Requirements:
Return the whole listing, keeping every character the same.

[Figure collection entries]
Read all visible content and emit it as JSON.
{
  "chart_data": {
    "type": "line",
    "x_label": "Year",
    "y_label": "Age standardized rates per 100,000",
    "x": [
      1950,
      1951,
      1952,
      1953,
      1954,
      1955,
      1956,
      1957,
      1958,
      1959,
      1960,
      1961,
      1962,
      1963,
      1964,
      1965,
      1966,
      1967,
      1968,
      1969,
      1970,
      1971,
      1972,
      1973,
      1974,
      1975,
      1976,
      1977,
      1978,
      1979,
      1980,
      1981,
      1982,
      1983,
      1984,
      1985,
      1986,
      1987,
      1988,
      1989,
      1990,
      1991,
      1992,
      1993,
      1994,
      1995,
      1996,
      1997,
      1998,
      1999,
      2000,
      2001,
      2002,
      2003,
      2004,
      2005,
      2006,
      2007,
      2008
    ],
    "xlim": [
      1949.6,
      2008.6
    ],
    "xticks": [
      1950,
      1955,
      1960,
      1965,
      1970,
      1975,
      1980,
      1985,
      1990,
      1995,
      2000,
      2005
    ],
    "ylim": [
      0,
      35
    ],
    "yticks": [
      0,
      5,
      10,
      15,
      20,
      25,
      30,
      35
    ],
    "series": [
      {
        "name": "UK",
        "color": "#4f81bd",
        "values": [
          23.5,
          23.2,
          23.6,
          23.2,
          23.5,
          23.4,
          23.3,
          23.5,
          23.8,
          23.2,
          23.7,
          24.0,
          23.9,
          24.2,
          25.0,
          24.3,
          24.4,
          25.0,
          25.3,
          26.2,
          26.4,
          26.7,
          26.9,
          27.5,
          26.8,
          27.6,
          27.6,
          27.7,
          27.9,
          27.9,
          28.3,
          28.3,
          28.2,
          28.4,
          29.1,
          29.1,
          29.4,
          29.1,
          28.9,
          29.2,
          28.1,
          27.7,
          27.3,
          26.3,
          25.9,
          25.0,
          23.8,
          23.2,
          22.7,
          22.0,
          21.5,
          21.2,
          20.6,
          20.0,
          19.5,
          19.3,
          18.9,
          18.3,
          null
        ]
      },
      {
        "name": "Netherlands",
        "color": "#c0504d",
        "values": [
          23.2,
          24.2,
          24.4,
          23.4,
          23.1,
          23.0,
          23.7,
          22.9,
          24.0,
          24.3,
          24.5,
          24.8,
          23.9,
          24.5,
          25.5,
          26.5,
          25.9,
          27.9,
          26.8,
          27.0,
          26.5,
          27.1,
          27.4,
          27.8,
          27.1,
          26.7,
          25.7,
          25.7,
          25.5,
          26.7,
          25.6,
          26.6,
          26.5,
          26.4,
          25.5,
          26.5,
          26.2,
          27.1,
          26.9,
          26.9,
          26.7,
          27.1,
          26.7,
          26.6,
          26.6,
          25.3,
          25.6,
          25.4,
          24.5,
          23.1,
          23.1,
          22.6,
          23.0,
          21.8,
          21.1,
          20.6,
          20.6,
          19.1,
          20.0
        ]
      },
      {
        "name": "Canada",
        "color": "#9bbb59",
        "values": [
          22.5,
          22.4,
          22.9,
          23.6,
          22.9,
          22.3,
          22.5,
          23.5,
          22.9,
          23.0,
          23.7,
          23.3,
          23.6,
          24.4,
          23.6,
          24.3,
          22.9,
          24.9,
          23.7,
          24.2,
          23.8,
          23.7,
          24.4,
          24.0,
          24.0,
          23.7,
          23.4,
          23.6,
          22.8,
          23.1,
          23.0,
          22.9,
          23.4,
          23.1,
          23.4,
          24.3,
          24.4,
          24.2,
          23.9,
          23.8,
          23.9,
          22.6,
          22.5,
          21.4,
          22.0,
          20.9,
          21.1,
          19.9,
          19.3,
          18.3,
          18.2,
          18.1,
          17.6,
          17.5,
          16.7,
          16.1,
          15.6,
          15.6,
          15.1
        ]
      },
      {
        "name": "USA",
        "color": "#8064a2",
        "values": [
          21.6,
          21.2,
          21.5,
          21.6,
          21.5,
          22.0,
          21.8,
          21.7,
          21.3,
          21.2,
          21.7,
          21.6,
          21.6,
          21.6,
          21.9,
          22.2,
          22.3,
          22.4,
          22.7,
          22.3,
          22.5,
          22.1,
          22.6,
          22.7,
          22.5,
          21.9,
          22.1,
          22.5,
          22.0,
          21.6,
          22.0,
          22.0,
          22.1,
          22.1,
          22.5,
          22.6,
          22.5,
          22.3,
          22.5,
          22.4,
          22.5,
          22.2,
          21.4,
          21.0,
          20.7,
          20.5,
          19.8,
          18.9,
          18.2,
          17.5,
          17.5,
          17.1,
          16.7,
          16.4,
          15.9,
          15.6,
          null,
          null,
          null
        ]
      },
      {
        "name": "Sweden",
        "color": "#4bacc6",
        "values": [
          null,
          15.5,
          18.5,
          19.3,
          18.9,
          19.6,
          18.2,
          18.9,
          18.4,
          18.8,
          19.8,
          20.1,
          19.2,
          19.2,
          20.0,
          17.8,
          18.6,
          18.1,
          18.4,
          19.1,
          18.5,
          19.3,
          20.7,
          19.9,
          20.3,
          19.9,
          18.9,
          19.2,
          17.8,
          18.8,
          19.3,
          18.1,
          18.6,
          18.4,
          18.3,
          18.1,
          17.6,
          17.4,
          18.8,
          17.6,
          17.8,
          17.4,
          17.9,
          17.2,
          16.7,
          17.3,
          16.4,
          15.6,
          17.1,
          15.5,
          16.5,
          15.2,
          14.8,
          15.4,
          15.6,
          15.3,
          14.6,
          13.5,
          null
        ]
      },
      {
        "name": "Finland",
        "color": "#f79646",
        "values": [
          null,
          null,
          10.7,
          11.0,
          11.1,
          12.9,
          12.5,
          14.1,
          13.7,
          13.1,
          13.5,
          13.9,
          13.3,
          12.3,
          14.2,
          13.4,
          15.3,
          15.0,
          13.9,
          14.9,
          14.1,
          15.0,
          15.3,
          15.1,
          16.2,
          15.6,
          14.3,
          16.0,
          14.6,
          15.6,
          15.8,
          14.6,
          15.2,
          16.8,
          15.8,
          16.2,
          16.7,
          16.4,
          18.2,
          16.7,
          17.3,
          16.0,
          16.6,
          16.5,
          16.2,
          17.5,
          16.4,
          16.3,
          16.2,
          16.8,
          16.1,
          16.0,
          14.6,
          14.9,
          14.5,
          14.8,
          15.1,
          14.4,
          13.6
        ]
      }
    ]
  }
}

Answer to this problem:
Read all visible content and emit it as JSON.
{
  "chart_data": {
    "type": "line",
    "x_label": "Year",
    "y_label": "Age standardized rates per 100,000",
    "x": [
      1950,
      1951,
      1952,
      1953,
      1954,
      1955,
      1956,
      1957,
      1958,
      1959,
      1960,
      1961,
      1962,
      1963,
      1964,
      1965,
      1966,
      1967,
      1968,
      1969,
      1970,
      1971,
      1972,
      1973,
      1974,
      1975,
      1976,
      1977,
      1978,
      1979,
      1980,
      1981,
      1982,
      1983,
      1984,
      1985,
      1986,
      1987,
      1988,
      1989,
      1990,
      1991,
      1992,
      1993,
      1994,
      1995,
      1996,
      1997,
      1998,
      1999,
      2000,
      2001,
      2002,
      2003,
      2004,
      2005,
      2006,
      2007,
      2008
    ],
    "xlim": [
      1949.6,
      2008.6
    ],
    "xticks": [
      1950,
      1955,
      1960,
      1965,
      1970,
      1975,
      1980,
      1985,
      1990,
      1995,
      2000,
      2005
    ],
    "ylim": [
      0,
      35
    ],
    "yticks": [
      0,
      5,
      10,
      15,
      20,
      25,
      30,
      35
    ],
    "series": [
      {
        "name": "UK",
        "color": "#4f81bd",
        "values": [
          23.5,
          23.2,
          23.6,
          23.2,
          23.5,
          23.4,
          23.3,
          23.5,
          23.8,
          23.2,
          23.7,
          24.0,
          23.9,
          24.2,
          25.0,
          24.3,
          24.4,
          25.0,
          25.3,
          26.2,
          26.4,
          26.7,
          26.9,
          27.5,
          26.8,
          27.6,
          27.6,
          27.7,
          27.9,
          27.9,
          28.3,
          28.3,
          28.2,
          28.4,
          29.1,
          29.1,
          29.4,
          29.1,
          28.9,
          29.2,
          28.1,
          27.7,
          27.3,
          26.3,
          25.9,
          25.0,
          23.8,
          23.2,
          22.7,
          22.0,
          21.5,
          21.2,
          20.6,
          20.0,
          19.5,
          19.3,
          18.9,
          18.3,
          null
        ]
      },
      {
        "name": "Netherlands",
        "color": "#c0504d",
        "values": [
          23.2,
          24.2,
          24.4,
          23.4,
          23.1,
          23.0,
          23.7,
          22.9,
          24.0,
          24.3,
          24.5,
          24.8,
          23.9,
          24.5,
          25.5,
          26.5,
          25.9,
          27.9,
          26.8,
          27.0,
          26.5,
          27.1,
          27.4,
          27.8,
          27.1,
          26.7,
          25.7,
          25.7,
          25.5,
          26.7,
          25.6,
          26.6,
          26.5,
          26.4,
          25.5,
          26.5,
          26.2,
          27.1,
          26.9,
          26.9,
          26.7,
          27.1,
          26.7,
          26.6,
          26.6,
          25.3,
          25.6,
          25.4,
          24.5,
          23.1,
          23.1,
          22.6,
          23.0,
          21.8,
          21.1,
          20.6,
          20.6,
          19.1,
          20.0
        ]
      },
      {
        "name": "Canada",
        "color": "#9bbb59",
        "values": [
          22.5,
          22.4,
          22.9,
          23.6,
          22.9,
          22.3,
          22.5,
          23.5,
          22.9,
          23.0,
          23.7,
          23.3,
          23.6,
          24.4,
          23.6,
          24.3,
          22.9,
          24.9,
          23.7,
          24.2,
          23.8,
          23.7,
          24.4,
          24.0,
          24.0,
          23.7,
          23.4,
          23.6,
          22.8,
          23.1,
          23.0,
          22.9,
          23.4,
          23.1,
          23.4,
          24.3,
          24.4,
          24.2,
          23.9,
          23.8,
          23.9,
          22.6,
          22.5,
          21.4,
          22.0,
          20.9,
          21.1,
          19.9,
          19.3,
          18.3,
          18.2,
          18.1,
          17.6,
          17.5,
          16.7,
          16.1,
          15.6,
          15.6,
          15.1
        ]
      },
      {
        "name": "USA",
        "color": "#8064a2",
        "values": [
          21.6,
          21.2,
          21.5,
          21.6,
          21.5,
          22.0,
          21.8,
          21.7,
          21.3,
          21.2,
          21.7,
          21.6,
          21.6,
          21.6,
          21.9,
          22.2,
          22.3,
          22.4,
          22.7,
          22.3,
          22.5,
          22.1,
          22.6,
          22.7,
          22.5,
          21.9,
          22.1,
          22.5,
          22.0,
          21.6,
          22.0,
          22.0,
          22.1,
          22.1,
          22.5,
          22.6,
          22.5,
          22.3,
          22.5,
          22.4,
          22.5,
          22.2,
          21.4,
          21.0,
          20.7,
          20.5,
          19.8,
          18.9,
          18.2,
          17.5,
          17.5,
          17.1,
          16.7,
          16.4,
          15.9,
          15.6,
          null,
          null,
          null
        ]
      },
      {
        "name": "Sweden",
        "color": "#4bacc6",
        "values": [
          null,
          15.5,
          18.5,
          19.3,
          18.9,
          19.6,
          18.2,
          18.9,
          18.4,
          18.8,
          19.8,
          20.1,
          19.2,
          19.2,
          20.0,
          17.8,
          18.6,
          18.1,
          18.4,
          19.1,
          18.5,
          19.3,
          20.7,
          19.9,
          20.3,
          19.9,
          18.9,
          19.2,
          17.8,
          18.8,
          19.3,
          18.1,
          18.6,
          18.4,
          18.3,
          18.1,
          17.6,
          17.4,
          18.8,
          17.6,
          17.8,
          17.4,
          17.9,
          17.2,
          16.7,
          17.3,
          16.4,
          15.6,
          17.1,
          15.5,
          16.5,
          15.2,
          14.8,
          15.4,
          15.6,
          15.3,
          14.6,
          13.5,
          null
        ]
      },
      {
        "name": "Finland",
        "color": "#f79646",
        "values": [
          null,
          null,
          10.7,
          11.0,
          11.1,
          12.9,
          12.5,
          14.1,
          13.7,
          13.1,
          13.5,
          13.9,
          13.3,
          12.3,
          14.2,
          13.4,
          15.3,
          15.0,
          13.9,
          14.9,
          14.1,
          15.0,
          15.3,
          15.1,
          16.2,
          15.6,
          14.3,
          16.0,
          14.6,
          15.6,
          15.8,
          14.6,
          15.2,
          16.8,
          15.8,
          16.2,
          16.7,
          16.4,
          18.2,
          16.7,
          17.3,
          16.0,
          16.6,
          16.5,
          16.2,
          17.5,
          16.4,
          16.3,
          16.2,
          16.8,
          16.1,
          16.0,
          14.6,
          14.9,
          14.5,
          14.8,
          15.1,
          14.4,
          13.6
        ]
      }
    ]
  }
}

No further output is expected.